> **Provided entries**:
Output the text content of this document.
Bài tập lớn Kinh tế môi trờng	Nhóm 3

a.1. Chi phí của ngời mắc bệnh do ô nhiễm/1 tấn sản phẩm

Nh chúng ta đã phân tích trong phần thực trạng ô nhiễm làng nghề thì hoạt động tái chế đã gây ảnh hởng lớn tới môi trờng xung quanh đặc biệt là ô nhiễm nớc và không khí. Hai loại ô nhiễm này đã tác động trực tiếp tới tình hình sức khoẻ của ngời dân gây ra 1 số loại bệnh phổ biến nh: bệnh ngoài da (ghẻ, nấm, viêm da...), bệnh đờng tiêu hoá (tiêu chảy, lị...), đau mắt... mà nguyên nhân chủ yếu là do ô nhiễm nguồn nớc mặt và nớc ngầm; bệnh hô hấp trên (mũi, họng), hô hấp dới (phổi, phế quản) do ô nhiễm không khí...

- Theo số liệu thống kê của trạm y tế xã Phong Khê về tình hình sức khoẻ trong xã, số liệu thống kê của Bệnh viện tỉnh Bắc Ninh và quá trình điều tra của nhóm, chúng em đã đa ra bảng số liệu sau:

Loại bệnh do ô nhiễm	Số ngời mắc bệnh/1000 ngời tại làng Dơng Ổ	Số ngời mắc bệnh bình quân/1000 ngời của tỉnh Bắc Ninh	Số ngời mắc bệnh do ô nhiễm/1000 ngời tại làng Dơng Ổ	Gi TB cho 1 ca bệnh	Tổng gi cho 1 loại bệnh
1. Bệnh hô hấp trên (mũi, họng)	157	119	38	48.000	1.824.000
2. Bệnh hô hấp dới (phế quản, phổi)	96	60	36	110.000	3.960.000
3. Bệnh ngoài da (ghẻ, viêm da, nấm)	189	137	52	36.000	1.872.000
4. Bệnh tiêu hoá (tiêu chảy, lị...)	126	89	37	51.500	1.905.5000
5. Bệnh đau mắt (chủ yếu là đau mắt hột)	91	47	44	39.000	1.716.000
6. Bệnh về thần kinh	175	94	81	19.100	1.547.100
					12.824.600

> **Request**: Copy out all of the records shown above exactly.

> **Output for this exercise**:
Output the text content of this document.
Bài tập lớn Kinh tế môi trờng	Nhóm 3

a.1. Chi phí của ngời mắc bệnh do ô nhiễm/1 tấn sản phẩm

Nh chúng ta đã phân tích trong phần thực trạng ô nhiễm làng nghề thì hoạt động tái chế đã gây ảnh hởng lớn tới môi trờng xung quanh đặc biệt là ô nhiễm nớc và không khí. Hai loại ô nhiễm này đã tác động trực tiếp tới tình hình sức khoẻ của ngời dân gây ra 1 số loại bệnh phổ biến nh: bệnh ngoài da (ghẻ, nấm, viêm da...), bệnh đờng tiêu hoá (tiêu chảy, lị...), đau mắt... mà nguyên nhân chủ yếu là do ô nhiễm nguồn nớc mặt và nớc ngầm; bệnh hô hấp trên (mũi, họng), hô hấp dới (phổi, phế quản) do ô nhiễm không khí...

- Theo số liệu thống kê của trạm y tế xã Phong Khê về tình hình sức khoẻ trong xã, số liệu thống kê của Bệnh viện tỉnh Bắc Ninh và quá trình điều tra của nhóm, chúng em đã đa ra bảng số liệu sau:

Loại bệnh do ô nhiễm	Số ngời mắc bệnh/1000 ngời tại làng Dơng Ổ	Số ngời mắc bệnh bình quân/1000 ngời của tỉnh Bắc Ninh	Số ngời mắc bệnh do ô nhiễm/1000 ngời tại làng Dơng Ổ	Gi TB cho 1 ca bệnh	Tổng gi cho 1 loại bệnh
1. Bệnh hô hấp trên (mũi, họng)	157	119	38	48.000	1.824.000
2. Bệnh hô hấp dới (phế quản, phổi)	96	60	36	110.000	3.960.000
3. Bệnh ngoài da (ghẻ, viêm da, nấm)	189	137	52	36.000	1.872.000
4. Bệnh tiêu hoá (tiêu chảy, lị...)	126	89	37	51.500	1.905.5000
5. Bệnh đau mắt (chủ yếu là đau mắt hột)	91	47	44	39.000	1.716.000
6. Bệnh về thần kinh	175	94	81	19.100	1.547.100
					12.824.600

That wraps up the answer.